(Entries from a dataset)
▼

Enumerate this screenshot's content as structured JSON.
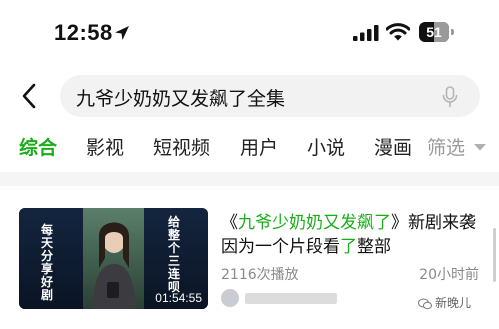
{
  "status_bar": {
    "time": "12:58",
    "battery_level": "51",
    "battery_fraction": 0.51,
    "icons": [
      "location-arrow-icon",
      "cellular-signal-icon",
      "wifi-icon",
      "battery-icon"
    ]
  },
  "search": {
    "query": "九爷少奶奶又发飙了全集",
    "icons": [
      "back-chevron-icon",
      "microphone-icon"
    ]
  },
  "tabs": [
    {
      "label": "综合",
      "active": true
    },
    {
      "label": "影视",
      "active": false
    },
    {
      "label": "短视频",
      "active": false
    },
    {
      "label": "用户",
      "active": false
    },
    {
      "label": "小说",
      "active": false
    },
    {
      "label": "漫画",
      "active": false
    },
    {
      "label": "筛选",
      "active": false
    }
  ],
  "result": {
    "title_open": "《",
    "title_highlight": "九爷少奶奶又发飙了",
    "title_close": "》",
    "title_mid": "新剧来袭因为一个片段看",
    "title_highlight2": "了",
    "title_end": "整部",
    "play_count": "2116次播放",
    "time_ago": "20小时前",
    "thumbnail": {
      "left_caption": "每天分享好剧",
      "right_caption": "给整个三连呗",
      "duration": "01:54:55"
    }
  },
  "watermark": {
    "text": "新晚儿"
  },
  "colors": {
    "accent": "#1aad19",
    "muted": "#8a8a8a",
    "search_bg": "#f2f2f2"
  }
}
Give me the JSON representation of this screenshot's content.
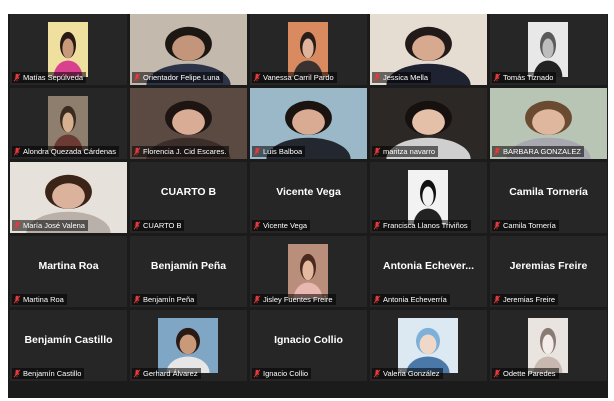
{
  "accent_active": "#d7e04a",
  "mic_muted_color": "#e5393a",
  "tiles": [
    {
      "label": "Matías Sepúlveda",
      "center": "",
      "video": "box",
      "bg": "#efe0a0",
      "skin": "#c99a7a",
      "hair": "#2a1a15",
      "shirt": "#d9418e",
      "active": false
    },
    {
      "label": "Orientador Felipe Luna",
      "center": "",
      "video": "full",
      "bg": "#c4b9ad",
      "skin": "#c3957a",
      "hair": "#1d1714",
      "shirt": "#2e3447",
      "active": false
    },
    {
      "label": "Vanessa Carril Pardo",
      "center": "",
      "video": "box",
      "bg": "#d98a5e",
      "skin": "#e0b49a",
      "hair": "#2a1c18",
      "shirt": "#3a3230",
      "active": false
    },
    {
      "label": "Jessica Mella",
      "center": "",
      "video": "full",
      "bg": "#e6ddd2",
      "skin": "#d7a98f",
      "hair": "#221a18",
      "shirt": "#1f2230",
      "active": true
    },
    {
      "label": "Tomás Tiznado",
      "center": "",
      "video": "box",
      "bg": "#e8e8e8",
      "skin": "#bdbdbd",
      "hair": "#5a5a5a",
      "shirt": "#222222",
      "active": false
    },
    {
      "label": "Alondra Quezada Cárdenas",
      "center": "",
      "video": "box",
      "bg": "#8e7e6d",
      "skin": "#d7b08f",
      "hair": "#3a2a20",
      "shirt": "#6b3a32",
      "active": false
    },
    {
      "label": "Florencia J. Cid Escares.",
      "center": "",
      "video": "full",
      "bg": "#5a4a42",
      "skin": "#d9ad95",
      "hair": "#1e1512",
      "shirt": "#3b2e2a",
      "active": false
    },
    {
      "label": "Luis Balboa",
      "center": "",
      "video": "full",
      "bg": "#9ab8c8",
      "skin": "#d8ab92",
      "hair": "#1a1310",
      "shirt": "#23272f",
      "active": false
    },
    {
      "label": "maritza navarro",
      "center": "",
      "video": "full",
      "bg": "#2c2826",
      "skin": "#e4c0a8",
      "hair": "#16110f",
      "shirt": "#cfcfcf",
      "active": false
    },
    {
      "label": "BARBARA GONZALEZ",
      "center": "",
      "video": "full",
      "bg": "#b8c4b4",
      "skin": "#dfb79e",
      "hair": "#6a4a30",
      "shirt": "#a8a8b0",
      "active": false
    },
    {
      "label": "María José Valena",
      "center": "",
      "video": "full",
      "bg": "#e7e1dc",
      "skin": "#dbb39d",
      "hair": "#3a2418",
      "shirt": "#b9b0aa",
      "active": false
    },
    {
      "label": "CUARTO B",
      "center": "CUARTO B",
      "video": "none",
      "active": false
    },
    {
      "label": "Vicente Vega",
      "center": "Vicente Vega",
      "video": "none",
      "active": false
    },
    {
      "label": "Francisca Llanos Triviños",
      "center": "",
      "video": "box",
      "bg": "#f2f2f2",
      "skin": "#f2f2f2",
      "hair": "#111111",
      "shirt": "#222222",
      "active": false
    },
    {
      "label": "Camila Tornería",
      "center": "Camila Tornería",
      "video": "none",
      "active": false
    },
    {
      "label": "Martina Roa",
      "center": "Martina Roa",
      "video": "none",
      "active": false
    },
    {
      "label": "Benjamín Peña",
      "center": "Benjamín Peña",
      "video": "none",
      "active": false
    },
    {
      "label": "Jisley Fuentes Freire",
      "center": "",
      "video": "box",
      "bg": "#b98e7a",
      "skin": "#e3b9a0",
      "hair": "#4a2a1e",
      "shirt": "#e8b7b0",
      "active": false
    },
    {
      "label": "Antonia Echeverría",
      "center": "Antonia  Echever...",
      "video": "none",
      "active": false
    },
    {
      "label": "Jeremias Freire",
      "center": "Jeremias Freire",
      "video": "none",
      "active": false
    },
    {
      "label": "Benjamín Castillo",
      "center": "Benjamín Castillo",
      "video": "none",
      "active": false
    },
    {
      "label": "Gerhard Álvarez",
      "center": "",
      "video": "box wide",
      "bg": "#7fa6c4",
      "skin": "#c99a7a",
      "hair": "#2a1a15",
      "shirt": "#e6e6e6",
      "active": false
    },
    {
      "label": "Ignacio Collio",
      "center": "Ignacio Collio",
      "video": "none",
      "active": false
    },
    {
      "label": "Valeria González",
      "center": "",
      "video": "box wide",
      "bg": "#dce9f2",
      "skin": "#f0d8c8",
      "hair": "#7fb0d8",
      "shirt": "#4a78a8",
      "active": false
    },
    {
      "label": "Odette Paredes",
      "center": "",
      "video": "box",
      "bg": "#e9e4e0",
      "skin": "#f3ece8",
      "hair": "#8a7a74",
      "shirt": "#c9b8b0",
      "active": false
    }
  ]
}
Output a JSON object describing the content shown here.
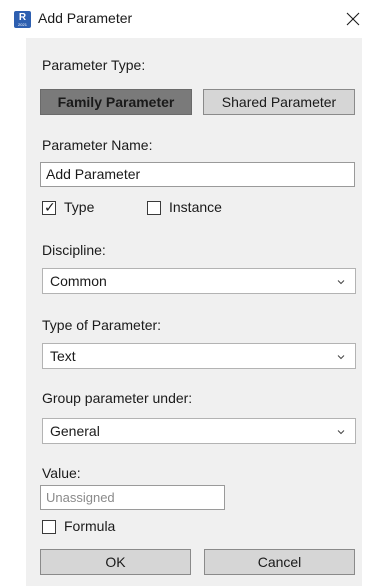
{
  "window": {
    "title": "Add Parameter",
    "app_icon_letter": "R",
    "app_icon_sub": "2021",
    "close_glyph": "✕"
  },
  "parameter_type": {
    "label": "Parameter Type:",
    "family_label": "Family Parameter",
    "shared_label": "Shared Parameter",
    "selected": "Family Parameter"
  },
  "parameter_name": {
    "label": "Parameter Name:",
    "value": "Add Parameter"
  },
  "scope": {
    "type_label": "Type",
    "type_checked": true,
    "instance_label": "Instance",
    "instance_checked": false,
    "check_glyph": "✓"
  },
  "discipline": {
    "label": "Discipline:",
    "value": "Common"
  },
  "type_of_parameter": {
    "label": "Type of Parameter:",
    "value": "Text"
  },
  "group_under": {
    "label": "Group parameter under:",
    "value": "General"
  },
  "value": {
    "label": "Value:",
    "placeholder": "Unassigned"
  },
  "formula": {
    "label": "Formula",
    "checked": false
  },
  "footer": {
    "ok_label": "OK",
    "cancel_label": "Cancel"
  },
  "colors": {
    "panel_bg": "#f0f0f0",
    "button_bg": "#d6d6d6",
    "button_active_bg": "#7a7a7a",
    "icon_blue": "#2d5fb0"
  },
  "icons": {
    "app": "revit-app-icon",
    "close": "close-icon",
    "dropdown": "chevron-down-icon",
    "check": "checkmark-icon"
  }
}
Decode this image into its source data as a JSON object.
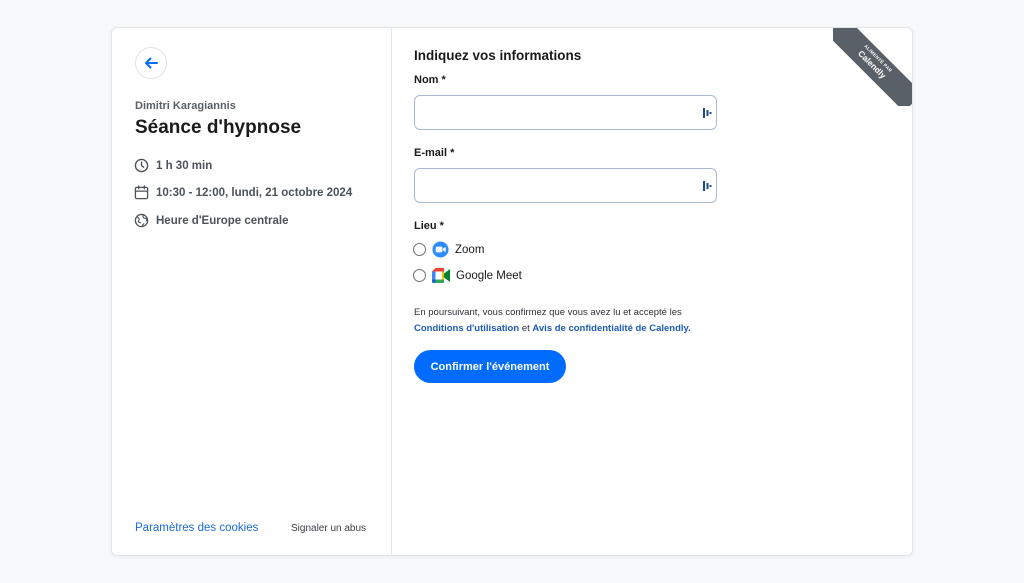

▲

• [Goal]:
Omit pictures; set down the rest of the material word for word.

• [Answer for this exercise]:
Enumerate this screenshot's content as structured JSON.
{
  "status_bar": {
    "time": "12:58",
    "battery_level": "51",
    "battery_fraction": 0.51,
    "icons": [
      "location-arrow-icon",
      "cellular-signal-icon",
      "wifi-icon",
      "battery-icon"
    ]
  },
  "search": {
    "query": "九爷少奶奶又发飙了全集",
    "icons": [
      "back-chevron-icon",
      "microphone-icon"
    ]
  },
  "tabs": [
    {
      "label": "综合",
      "active": true
    },
    {
      "label": "影视",
      "active": false
    },
    {
      "label": "短视频",
      "active": false
    },
    {
      "label": "用户",
      "active": false
    },
    {
      "label": "小说",
      "active": false
    },
    {
      "label": "漫画",
      "active": false
    },
    {
      "label": "筛选",
      "active": false
    }
  ],
  "result": {
    "title_open": "《",
    "title_highlight": "九爷少奶奶又发飙了",
    "title_close": "》",
    "title_mid": "新剧来袭因为一个片段看",
    "title_highlight2": "了",
    "title_end": "整部",
    "play_count": "2116次播放",
    "time_ago": "20小时前",
    "thumbnail": {
      "left_caption": "每天分享好剧",
      "right_caption": "给整个三连呗",
      "duration": "01:54:55"
    }
  },
  "watermark": {
    "text": "新晚儿"
  },
  "colors": {
    "accent": "#1aad19",
    "muted": "#8a8a8a",
    "search_bg": "#f2f2f2"
  }
}
Give me the JSON representation of this screenshot's content.
{
  "accent_active": "#d7e04a",
  "mic_muted_color": "#e5393a",
  "tiles": [
    {
      "label": "Matías Sepúlveda",
      "center": "",
      "video": "box",
      "bg": "#efe0a0",
      "skin": "#c99a7a",
      "hair": "#2a1a15",
      "shirt": "#d9418e",
      "active": false
    },
    {
      "label": "Orientador Felipe Luna",
      "center": "",
      "video": "full",
      "bg": "#c4b9ad",
      "skin": "#c3957a",
      "hair": "#1d1714",
      "shirt": "#2e3447",
      "active": false
    },
    {
      "label": "Vanessa Carril Pardo",
      "center": "",
      "video": "box",
      "bg": "#d98a5e",
      "skin": "#e0b49a",
      "hair": "#2a1c18",
      "shirt": "#3a3230",
      "active": false
    },
    {
      "label": "Jessica Mella",
      "center": "",
      "video": "full",
      "bg": "#e6ddd2",
      "skin": "#d7a98f",
      "hair": "#221a18",
      "shirt": "#1f2230",
      "active": true
    },
    {
      "label": "Tomás Tiznado",
      "center": "",
      "video": "box",
      "bg": "#e8e8e8",
      "skin": "#bdbdbd",
      "hair": "#5a5a5a",
      "shirt": "#222222",
      "active": false
    },
    {
      "label": "Alondra Quezada Cárdenas",
      "center": "",
      "video": "box",
      "bg": "#8e7e6d",
      "skin": "#d7b08f",
      "hair": "#3a2a20",
      "shirt": "#6b3a32",
      "active": false
    },
    {
      "label": "Florencia J. Cid Escares.",
      "center": "",
      "video": "full",
      "bg": "#5a4a42",
      "skin": "#d9ad95",
      "hair": "#1e1512",
      "shirt": "#3b2e2a",
      "active": false
    },
    {
      "label": "Luis Balboa",
      "center": "",
      "video": "full",
      "bg": "#9ab8c8",
      "skin": "#d8ab92",
      "hair": "#1a1310",
      "shirt": "#23272f",
      "active": false
    },
    {
      "label": "maritza navarro",
      "center": "",
      "video": "full",
      "bg": "#2c2826",
      "skin": "#e4c0a8",
      "hair": "#16110f",
      "shirt": "#cfcfcf",
      "active": false
    },
    {
      "label": "BARBARA GONZALEZ",
      "center": "",
      "video": "full",
      "bg": "#b8c4b4",
      "skin": "#dfb79e",
      "hair": "#6a4a30",
      "shirt": "#a8a8b0",
      "active": false
    },
    {
      "label": "María José Valena",
      "center": "",
      "video": "full",
      "bg": "#e7e1dc",
      "skin": "#dbb39d",
      "hair": "#3a2418",
      "shirt": "#b9b0aa",
      "active": false
    },
    {
      "label": "CUARTO B",
      "center": "CUARTO B",
      "video": "none",
      "active": false
    },
    {
      "label": "Vicente Vega",
      "center": "Vicente Vega",
      "video": "none",
      "active": false
    },
    {
      "label": "Francisca Llanos Triviños",
      "center": "",
      "video": "box",
      "bg": "#f2f2f2",
      "skin": "#f2f2f2",
      "hair": "#111111",
      "shirt": "#222222",
      "active": false
    },
    {
      "label": "Camila Tornería",
      "center": "Camila Tornería",
      "video": "none",
      "active": false
    },
    {
      "label": "Martina Roa",
      "center": "Martina Roa",
      "video": "none",
      "active": false
    },
    {
      "label": "Benjamín Peña",
      "center": "Benjamín Peña",
      "video": "none",
      "active": false
    },
    {
      "label": "Jisley Fuentes Freire",
      "center": "",
      "video": "box",
      "bg": "#b98e7a",
      "skin": "#e3b9a0",
      "hair": "#4a2a1e",
      "shirt": "#e8b7b0",
      "active": false
    },
    {
      "label": "Antonia Echeverría",
      "center": "Antonia  Echever...",
      "video": "none",
      "active": false
    },
    {
      "label": "Jeremias Freire",
      "center": "Jeremias Freire",
      "video": "none",
      "active": false
    },
    {
      "label": "Benjamín Castillo",
      "center": "Benjamín Castillo",
      "video": "none",
      "active": false
    },
    {
      "label": "Gerhard Álvarez",
      "center": "",
      "video": "box wide",
      "bg": "#7fa6c4",
      "skin": "#c99a7a",
      "hair": "#2a1a15",
      "shirt": "#e6e6e6",
      "active": false
    },
    {
      "label": "Ignacio Collio",
      "center": "Ignacio Collio",
      "video": "none",
      "active": false
    },
    {
      "label": "Valeria González",
      "center": "",
      "video": "box wide",
      "bg": "#dce9f2",
      "skin": "#f0d8c8",
      "hair": "#7fb0d8",
      "shirt": "#4a78a8",
      "active": false
    },
    {
      "label": "Odette Paredes",
      "center": "",
      "video": "box",
      "bg": "#e9e4e0",
      "skin": "#f3ece8",
      "hair": "#8a7a74",
      "shirt": "#c9b8b0",
      "active": false
    }
  ]
}
Output a JSON object describing the content shown here.
{
  "window": {
    "title": "Add Parameter",
    "app_icon_letter": "R",
    "app_icon_sub": "2021",
    "close_glyph": "✕"
  },
  "parameter_type": {
    "label": "Parameter Type:",
    "family_label": "Family Parameter",
    "shared_label": "Shared Parameter",
    "selected": "Family Parameter"
  },
  "parameter_name": {
    "label": "Parameter Name:",
    "value": "Add Parameter"
  },
  "scope": {
    "type_label": "Type",
    "type_checked": true,
    "instance_label": "Instance",
    "instance_checked": false,
    "check_glyph": "✓"
  },
  "discipline": {
    "label": "Discipline:",
    "value": "Common"
  },
  "type_of_parameter": {
    "label": "Type of Parameter:",
    "value": "Text"
  },
  "group_under": {
    "label": "Group parameter under:",
    "value": "General"
  },
  "value": {
    "label": "Value:",
    "placeholder": "Unassigned"
  },
  "formula": {
    "label": "Formula",
    "checked": false
  },
  "footer": {
    "ok_label": "OK",
    "cancel_label": "Cancel"
  },
  "colors": {
    "panel_bg": "#f0f0f0",
    "button_bg": "#d6d6d6",
    "button_active_bg": "#7a7a7a",
    "icon_blue": "#2d5fb0"
  },
  "icons": {
    "app": "revit-app-icon",
    "close": "close-icon",
    "dropdown": "chevron-down-icon",
    "check": "checkmark-icon"
  }
}
Decode this image into its source data as a JSON object.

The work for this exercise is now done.